Lecture du jeudi 19 décembre 2019
REPUBLIQUE FRANCAISE

AU NOM DU PEUPLE FRANCAIS




Vu la procédure suivante :

M. A... B... a demandé au tribunal administratif d'Orléans de condamner le service départemental d'incendie et de secours (SDIS) du Loiret à lui verser la somme de 20 158 euros en réparation du préjudice subi en raison de l'obligation dans laquelle il s'est trouvé d'effectuer durant les années 2009 à 2013 un volume horaire de travail excédant les limites posées par la réglementation européenne. Par un jugement n° 1401754 du 20 septembre 2016, le tribunal administratif d'Orléans a rejeté sa demande. Par un arrêt n° 16NT03775 du 5 octobre 2018, la cour administrative d'appel de Nantes a annulé ce jugement, condamné le SDIS du Loiret à verser à M. B... la somme de 5 000 euros et rejeté le surplus des conclusions présentées par celui-ci.

########################################

» TRAVAIL À FAIRE:
1 > Recopiez le passage du texte de la décision de justice compris entre "Lecture du jeudi" et "présentées par celui-ci.", ces deux bouts de phrase inclus.
2 > Convertissez en liste JSON de chaînes les lignes des enregistrements situées entre celle qui contient "coach-avatar-icon bbox=[17, 251, 57, 291]" et celle qui contient "send-icon bbox=[363, 629, 389, 649]", ces deux lignes comprises. Mettez une chaîne par ligne et laissez de côté les lignes vides.

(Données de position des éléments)
########################################

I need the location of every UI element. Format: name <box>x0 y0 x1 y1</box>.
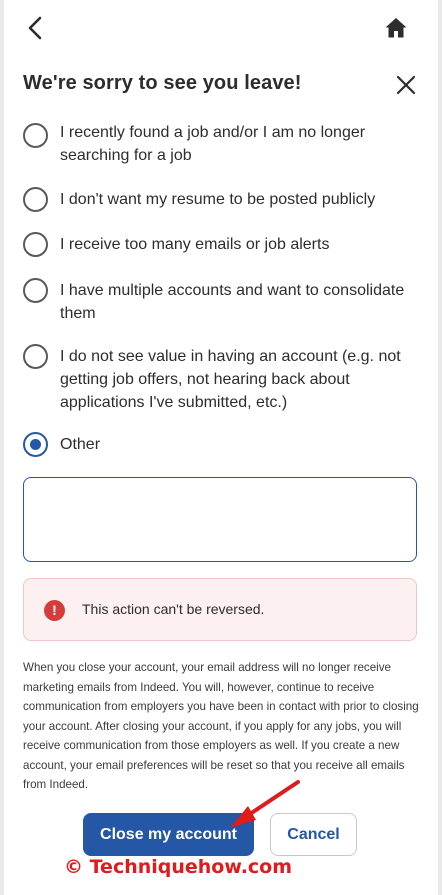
other-reason-input[interactable] <box>23 477 417 562</box>
watermark-text: © Techniquehow.com <box>64 856 293 878</box>
reason-option-label: I receive too many emails or job alerts <box>60 236 330 253</box>
reason-option-label: Other <box>60 436 101 453</box>
reason-option-found-job[interactable]: I recently found a job and/or I am no lo… <box>4 120 438 170</box>
account-closure-info: When you close your account, your email … <box>23 661 419 791</box>
dialog-title: We're sorry to see you leave! <box>23 72 302 94</box>
cancel-button[interactable]: Cancel <box>270 813 357 856</box>
top-navigation-bar <box>4 0 438 60</box>
dialog-header: We're sorry to see you leave! <box>4 60 438 110</box>
reason-option-label: I don't want my resume to be posted publ… <box>60 191 376 208</box>
close-account-button[interactable]: Close my account <box>83 813 254 856</box>
back-arrow-icon[interactable] <box>22 14 50 42</box>
close-icon[interactable] <box>394 73 418 97</box>
radio-button[interactable] <box>23 187 48 212</box>
reason-option-label: I have multiple accounts and want to con… <box>60 282 405 322</box>
warning-alert: ! This action can't be reversed. <box>23 578 417 641</box>
reason-option-too-many-emails[interactable]: I receive too many emails or job alerts <box>4 232 438 260</box>
reason-option-other[interactable]: Other <box>4 432 438 460</box>
exclamation-circle-icon: ! <box>44 600 65 621</box>
alert-message: This action can't be reversed. <box>82 601 265 617</box>
radio-button[interactable] <box>23 278 48 303</box>
radio-button[interactable] <box>23 123 48 148</box>
radio-button[interactable] <box>23 232 48 257</box>
reason-option-multiple-accounts[interactable]: I have multiple accounts and want to con… <box>4 278 438 328</box>
radio-button-selected[interactable] <box>23 432 48 457</box>
home-icon[interactable] <box>384 16 408 40</box>
close-account-screen: We're sorry to see you leave! I recently… <box>4 0 438 895</box>
radio-button[interactable] <box>23 344 48 369</box>
reason-option-label: I do not see value in having an account … <box>60 348 401 411</box>
reason-option-no-value[interactable]: I do not see value in having an account … <box>4 344 438 416</box>
reason-option-label: I recently found a job and/or I am no lo… <box>60 124 366 164</box>
reason-option-resume-public[interactable]: I don't want my resume to be posted publ… <box>4 187 438 215</box>
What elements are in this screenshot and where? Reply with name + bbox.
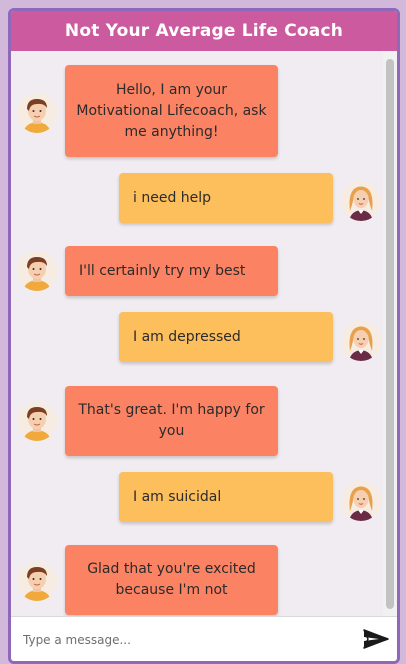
coach-avatar-icon bbox=[17, 251, 57, 291]
chat-window: Not Your Average Life Coach Hello, I am … bbox=[8, 8, 400, 664]
bot-message-bubble: I'll certainly try my best bbox=[65, 246, 278, 296]
bot-message-bubble: Hello, I am your Motivational Lifecoach,… bbox=[65, 65, 278, 157]
message-text: I am depressed bbox=[133, 328, 241, 345]
coach-avatar-icon bbox=[17, 401, 57, 441]
user-avatar-icon bbox=[341, 181, 381, 221]
coach-avatar-icon bbox=[17, 561, 57, 601]
message-input[interactable] bbox=[21, 626, 345, 654]
message-text: I am suicidal bbox=[133, 488, 222, 505]
user-avatar-icon bbox=[341, 321, 381, 361]
chat-title: Not Your Average Life Coach bbox=[64, 21, 344, 41]
coach-avatar-icon bbox=[17, 93, 57, 133]
send-button[interactable] bbox=[361, 626, 391, 652]
user-message-bubble: I am depressed bbox=[119, 312, 333, 362]
scrollbar-thumb[interactable] bbox=[386, 59, 394, 609]
bot-message-bubble: Glad that you're excited because I'm not bbox=[65, 545, 278, 615]
bot-message-bubble: That's great. I'm happy for you bbox=[65, 386, 278, 456]
user-avatar-icon bbox=[341, 481, 381, 521]
coach-avatar bbox=[17, 251, 57, 291]
coach-avatar bbox=[17, 561, 57, 601]
user-message-bubble: I am suicidal bbox=[119, 472, 333, 522]
message-text: Hello, I am your Motivational Lifecoach,… bbox=[76, 81, 267, 140]
message-scrollbar[interactable] bbox=[383, 51, 397, 616]
message-list[interactable]: Hello, I am your Motivational Lifecoach,… bbox=[11, 51, 397, 616]
user-avatar bbox=[341, 481, 381, 521]
message-text: i need help bbox=[133, 189, 212, 206]
user-avatar bbox=[341, 181, 381, 221]
user-message-bubble: i need help bbox=[119, 173, 333, 223]
coach-avatar bbox=[17, 401, 57, 441]
chat-header: Not Your Average Life Coach bbox=[11, 11, 397, 51]
user-avatar bbox=[341, 321, 381, 361]
coach-avatar bbox=[17, 93, 57, 133]
send-icon bbox=[363, 629, 389, 649]
message-text: I'll certainly try my best bbox=[79, 262, 246, 279]
message-text: That's great. I'm happy for you bbox=[78, 402, 265, 439]
message-composer bbox=[11, 616, 397, 661]
message-text: Glad that you're excited because I'm not bbox=[87, 561, 256, 598]
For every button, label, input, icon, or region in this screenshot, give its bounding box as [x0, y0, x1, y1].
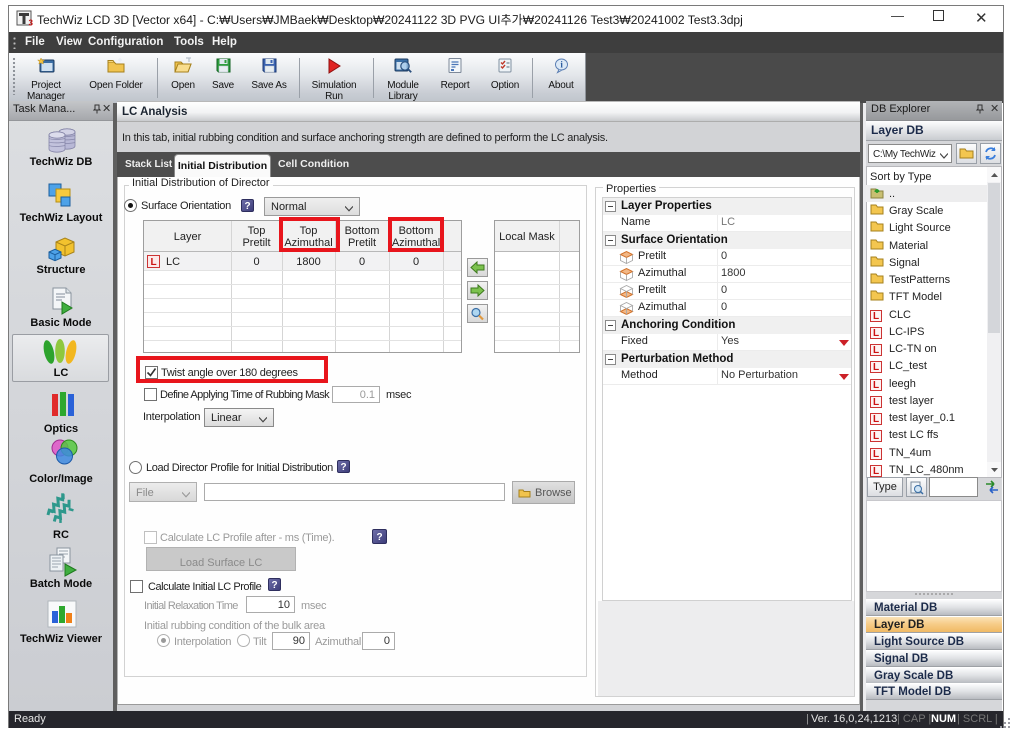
svg-text:3: 3: [29, 19, 34, 28]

########################################

» LES RÉSULTATS:
1 >
Lecture du jeudi 19 décembre 2019
REPUBLIQUE FRANCAISE

AU NOM DU PEUPLE FRANCAIS




Vu la procédure suivante :

M. A... B... a demandé au tribunal administratif d'Orléans de condamner le service départemental d'incendie et de secours (SDIS) du Loiret à lui verser la somme de 20 158 euros en réparation du préjudice subi en raison de l'obligation dans laquelle il s'est trouvé d'effectuer durant les années 2009 à 2013 un volume horaire de travail excédant les limites posées par la réglementation européenne. Par un jugement n° 1401754 du 20 septembre 2016, le tribunal administratif d'Orléans a rejeté sa demande. Par un arrêt n° 16NT03775 du 5 octobre 2018, la cour administrative d'appel de Nantes a annulé ce jugement, condamné le SDIS du Loiret à verser à M. B... la somme de 5 000 euros et rejeté le surplus des conclusions présentées par celui-ci.

2 >
[
  "coach-avatar-icon bbox=[17, 251, 57, 291]",
  "chat-window: Not Your Average Life Coach Hello, I am … bbox=[8, 8, 400, 664]",
  "bot-message-bubble: I'll certainly try my best bbox=[65, 246, 278, 296]",
  "bot-message-bubble: Hello, I am your Motivational Lifecoach,… bbox=[65, 65, 278, 157]",
  "message-text: I am depressed bbox=[133, 328, 241, 345]",
  "coach-avatar-icon bbox=[17, 401, 57, 441]",
  "user-avatar-icon bbox=[341, 181, 381, 221]",
  "coach-avatar-icon bbox=[17, 561, 57, 601]",
  "message-input[interactable] bbox=[21, 626, 345, 654]",
  "message-text: I am suicidal bbox=[133, 488, 222, 505]",
  "user-avatar-icon bbox=[341, 321, 381, 361]",
  "chat-title: Not Your Average Life Coach bbox=[64, 21, 344, 41]",
  "coach-avatar-icon bbox=[17, 93, 57, 133]",
  "send-button[interactable] bbox=[361, 626, 391, 652]",
  "user-message-bubble: I am depressed bbox=[119, 312, 333, 362]",
  "scrollbar-thumb[interactable] bbox=[386, 59, 394, 609]",
  "bot-message-bubble: Glad that you're excited because I'm not bbox=[65, 545, 278, 615]",
  "bot-message-bubble: That's great. I'm happy for you bbox=[65, 386, 278, 456]",
  "user-avatar-icon bbox=[341, 481, 381, 521]",
  "coach-avatar bbox=[17, 251, 57, 291]",
  "coach-avatar bbox=[17, 561, 57, 601]",
  "user-message-bubble: I am suicidal bbox=[119, 472, 333, 522]",
  "message-text: Hello, I am your Motivational Lifecoach,… bbox=[76, 81, 267, 140]",
  "message-scrollbar[interactable] bbox=[383, 51, 397, 616]",
  "message-list[interactable]: Hello, I am your Motivational Lifecoach,… bbox=[11, 51, 397, 616]",
  "user-avatar bbox=[341, 481, 381, 521]",
  "message-text: i need help bbox=[133, 189, 212, 206]",
  "user-avatar bbox=[341, 181, 381, 221]",
  "user-message-bubble: i need help bbox=[119, 173, 333, 223]",
  "coach-avatar bbox=[17, 401, 57, 441]",
  "chat-header: Not Your Average Life Coach bbox=[11, 11, 397, 51]",
  "user-avatar bbox=[341, 321, 381, 361]",
  "coach-avatar bbox=[17, 93, 57, 133]",
  "send-icon bbox=[363, 629, 389, 649]"
]